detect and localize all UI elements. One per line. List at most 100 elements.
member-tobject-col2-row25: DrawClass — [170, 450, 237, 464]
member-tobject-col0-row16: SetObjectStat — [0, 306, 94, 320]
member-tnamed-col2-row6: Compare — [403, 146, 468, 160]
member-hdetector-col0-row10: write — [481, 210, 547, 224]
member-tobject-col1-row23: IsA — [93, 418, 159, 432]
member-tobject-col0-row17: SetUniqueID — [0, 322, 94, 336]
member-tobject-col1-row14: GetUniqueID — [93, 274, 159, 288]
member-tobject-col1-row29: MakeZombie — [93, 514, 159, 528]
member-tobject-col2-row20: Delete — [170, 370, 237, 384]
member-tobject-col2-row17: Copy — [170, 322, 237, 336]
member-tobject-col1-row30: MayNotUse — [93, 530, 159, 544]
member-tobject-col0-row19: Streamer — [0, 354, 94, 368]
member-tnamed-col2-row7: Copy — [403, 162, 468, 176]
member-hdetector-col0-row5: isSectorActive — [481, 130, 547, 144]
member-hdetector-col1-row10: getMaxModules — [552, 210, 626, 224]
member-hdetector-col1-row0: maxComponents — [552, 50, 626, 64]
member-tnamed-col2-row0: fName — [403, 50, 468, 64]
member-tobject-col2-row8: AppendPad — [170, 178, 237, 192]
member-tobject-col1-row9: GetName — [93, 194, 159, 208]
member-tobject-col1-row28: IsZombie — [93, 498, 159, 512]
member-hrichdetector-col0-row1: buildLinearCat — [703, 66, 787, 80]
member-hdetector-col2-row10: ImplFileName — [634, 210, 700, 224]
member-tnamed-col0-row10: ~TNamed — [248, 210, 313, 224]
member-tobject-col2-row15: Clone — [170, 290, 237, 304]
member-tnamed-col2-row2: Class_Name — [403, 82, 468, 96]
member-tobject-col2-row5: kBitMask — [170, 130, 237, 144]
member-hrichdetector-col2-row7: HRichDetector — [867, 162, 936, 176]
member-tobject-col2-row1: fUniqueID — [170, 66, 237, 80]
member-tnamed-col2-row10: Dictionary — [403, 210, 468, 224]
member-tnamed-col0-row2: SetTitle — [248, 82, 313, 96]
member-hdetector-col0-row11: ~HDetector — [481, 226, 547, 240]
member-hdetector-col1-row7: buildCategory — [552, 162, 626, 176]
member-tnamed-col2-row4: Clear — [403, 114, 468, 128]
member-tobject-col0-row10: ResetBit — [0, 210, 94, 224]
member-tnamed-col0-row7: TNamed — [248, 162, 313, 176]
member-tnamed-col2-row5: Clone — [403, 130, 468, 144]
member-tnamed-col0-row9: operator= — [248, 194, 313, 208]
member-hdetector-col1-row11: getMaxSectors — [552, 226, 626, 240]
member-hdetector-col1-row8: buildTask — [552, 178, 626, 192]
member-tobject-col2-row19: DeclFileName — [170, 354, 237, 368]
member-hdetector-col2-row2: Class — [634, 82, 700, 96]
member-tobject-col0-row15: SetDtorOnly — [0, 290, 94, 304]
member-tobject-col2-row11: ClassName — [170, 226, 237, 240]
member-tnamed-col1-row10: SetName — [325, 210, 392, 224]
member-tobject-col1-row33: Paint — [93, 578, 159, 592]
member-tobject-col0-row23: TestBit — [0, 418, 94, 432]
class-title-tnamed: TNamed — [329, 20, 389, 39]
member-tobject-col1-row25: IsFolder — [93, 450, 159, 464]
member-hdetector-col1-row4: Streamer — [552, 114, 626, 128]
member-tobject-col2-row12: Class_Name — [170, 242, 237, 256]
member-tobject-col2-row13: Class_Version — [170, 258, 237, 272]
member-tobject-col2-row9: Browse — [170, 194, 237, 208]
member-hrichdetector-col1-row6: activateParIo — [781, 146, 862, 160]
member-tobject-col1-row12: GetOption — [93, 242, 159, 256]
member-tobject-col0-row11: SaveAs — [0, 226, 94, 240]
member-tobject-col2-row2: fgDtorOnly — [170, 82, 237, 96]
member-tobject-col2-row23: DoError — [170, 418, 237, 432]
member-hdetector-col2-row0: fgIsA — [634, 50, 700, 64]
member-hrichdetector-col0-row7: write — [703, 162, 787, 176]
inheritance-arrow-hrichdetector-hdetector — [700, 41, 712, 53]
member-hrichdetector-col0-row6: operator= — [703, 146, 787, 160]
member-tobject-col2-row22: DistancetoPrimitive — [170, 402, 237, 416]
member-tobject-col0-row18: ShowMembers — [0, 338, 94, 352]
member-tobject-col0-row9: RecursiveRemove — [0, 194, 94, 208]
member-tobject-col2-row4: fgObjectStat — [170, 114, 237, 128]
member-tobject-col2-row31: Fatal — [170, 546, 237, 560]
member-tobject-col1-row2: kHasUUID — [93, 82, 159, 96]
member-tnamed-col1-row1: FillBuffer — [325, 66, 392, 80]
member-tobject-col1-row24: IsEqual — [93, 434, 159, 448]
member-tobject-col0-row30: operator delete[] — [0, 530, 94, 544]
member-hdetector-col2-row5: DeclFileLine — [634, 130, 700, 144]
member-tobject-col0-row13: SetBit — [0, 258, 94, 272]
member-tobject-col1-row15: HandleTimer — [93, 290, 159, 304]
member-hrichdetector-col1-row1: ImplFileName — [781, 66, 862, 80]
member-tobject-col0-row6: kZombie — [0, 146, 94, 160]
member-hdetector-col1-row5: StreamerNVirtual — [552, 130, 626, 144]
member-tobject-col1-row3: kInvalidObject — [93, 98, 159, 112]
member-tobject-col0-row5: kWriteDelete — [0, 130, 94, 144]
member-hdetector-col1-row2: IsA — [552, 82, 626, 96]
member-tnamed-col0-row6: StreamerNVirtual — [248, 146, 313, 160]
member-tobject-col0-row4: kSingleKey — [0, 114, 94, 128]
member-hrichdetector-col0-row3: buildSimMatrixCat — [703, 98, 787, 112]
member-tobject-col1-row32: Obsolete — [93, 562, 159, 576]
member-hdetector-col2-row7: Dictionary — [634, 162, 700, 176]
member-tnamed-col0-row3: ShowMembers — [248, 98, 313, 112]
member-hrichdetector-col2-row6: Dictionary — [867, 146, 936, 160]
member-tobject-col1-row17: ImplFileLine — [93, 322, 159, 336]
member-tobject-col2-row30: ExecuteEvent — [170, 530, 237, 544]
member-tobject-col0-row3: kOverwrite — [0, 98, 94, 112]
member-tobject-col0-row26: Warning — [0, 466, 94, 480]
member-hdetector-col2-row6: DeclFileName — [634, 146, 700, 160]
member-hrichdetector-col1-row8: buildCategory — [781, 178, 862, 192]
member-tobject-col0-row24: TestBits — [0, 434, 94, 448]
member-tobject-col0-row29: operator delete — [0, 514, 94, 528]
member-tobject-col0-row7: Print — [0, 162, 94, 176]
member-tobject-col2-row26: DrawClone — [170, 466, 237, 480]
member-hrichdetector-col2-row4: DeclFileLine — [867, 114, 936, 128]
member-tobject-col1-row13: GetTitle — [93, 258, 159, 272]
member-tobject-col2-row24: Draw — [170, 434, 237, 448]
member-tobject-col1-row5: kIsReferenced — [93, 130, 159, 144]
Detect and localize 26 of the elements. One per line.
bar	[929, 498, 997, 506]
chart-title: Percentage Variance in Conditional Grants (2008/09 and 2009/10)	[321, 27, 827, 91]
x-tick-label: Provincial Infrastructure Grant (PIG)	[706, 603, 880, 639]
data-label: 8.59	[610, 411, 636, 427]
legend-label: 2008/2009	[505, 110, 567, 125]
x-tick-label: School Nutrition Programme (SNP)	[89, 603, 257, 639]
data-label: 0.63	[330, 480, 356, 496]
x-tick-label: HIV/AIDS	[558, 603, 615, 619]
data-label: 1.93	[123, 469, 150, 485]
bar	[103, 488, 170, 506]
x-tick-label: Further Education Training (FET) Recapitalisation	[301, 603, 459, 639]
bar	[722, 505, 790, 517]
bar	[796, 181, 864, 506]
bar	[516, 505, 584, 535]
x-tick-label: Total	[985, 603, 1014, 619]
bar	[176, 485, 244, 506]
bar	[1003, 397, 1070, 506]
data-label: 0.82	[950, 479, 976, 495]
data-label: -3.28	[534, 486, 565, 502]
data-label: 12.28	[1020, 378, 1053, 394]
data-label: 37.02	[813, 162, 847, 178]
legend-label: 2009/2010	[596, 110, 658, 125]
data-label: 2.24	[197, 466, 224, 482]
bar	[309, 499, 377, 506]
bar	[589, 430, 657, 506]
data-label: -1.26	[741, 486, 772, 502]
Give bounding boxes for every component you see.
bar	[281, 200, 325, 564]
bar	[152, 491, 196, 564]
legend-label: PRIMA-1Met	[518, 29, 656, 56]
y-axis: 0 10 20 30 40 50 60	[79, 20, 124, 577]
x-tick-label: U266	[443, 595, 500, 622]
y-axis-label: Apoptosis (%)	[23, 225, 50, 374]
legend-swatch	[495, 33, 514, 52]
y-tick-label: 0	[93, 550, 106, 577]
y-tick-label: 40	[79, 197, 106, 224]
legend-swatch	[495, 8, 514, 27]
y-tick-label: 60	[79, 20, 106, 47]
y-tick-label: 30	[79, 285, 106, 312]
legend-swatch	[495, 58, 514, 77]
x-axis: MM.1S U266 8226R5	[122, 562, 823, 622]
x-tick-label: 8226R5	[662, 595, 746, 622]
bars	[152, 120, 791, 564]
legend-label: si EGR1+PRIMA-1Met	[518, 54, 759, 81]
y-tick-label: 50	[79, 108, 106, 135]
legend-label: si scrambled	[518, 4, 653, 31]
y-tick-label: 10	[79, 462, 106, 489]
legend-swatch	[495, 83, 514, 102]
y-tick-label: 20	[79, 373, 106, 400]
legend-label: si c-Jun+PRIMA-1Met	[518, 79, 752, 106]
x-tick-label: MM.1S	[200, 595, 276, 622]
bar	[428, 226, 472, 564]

- - - - - - -

Reproduce the data from its first line through the line containing "member-tobject-col1-row23: IsA —", substituting "DrawObject" for "DrawClass" and keeping everything else the same.

- [OUTPUT FOR THIS TASK]
detect and localize all UI elements. One per line. List at most 100 elements.
member-tobject-col2-row25: DrawObject — [170, 450, 237, 464]
member-tobject-col0-row16: SetObjectStat — [0, 306, 94, 320]
member-tnamed-col2-row6: Compare — [403, 146, 468, 160]
member-hdetector-col0-row10: write — [481, 210, 547, 224]
member-tobject-col1-row23: IsA — [93, 418, 159, 432]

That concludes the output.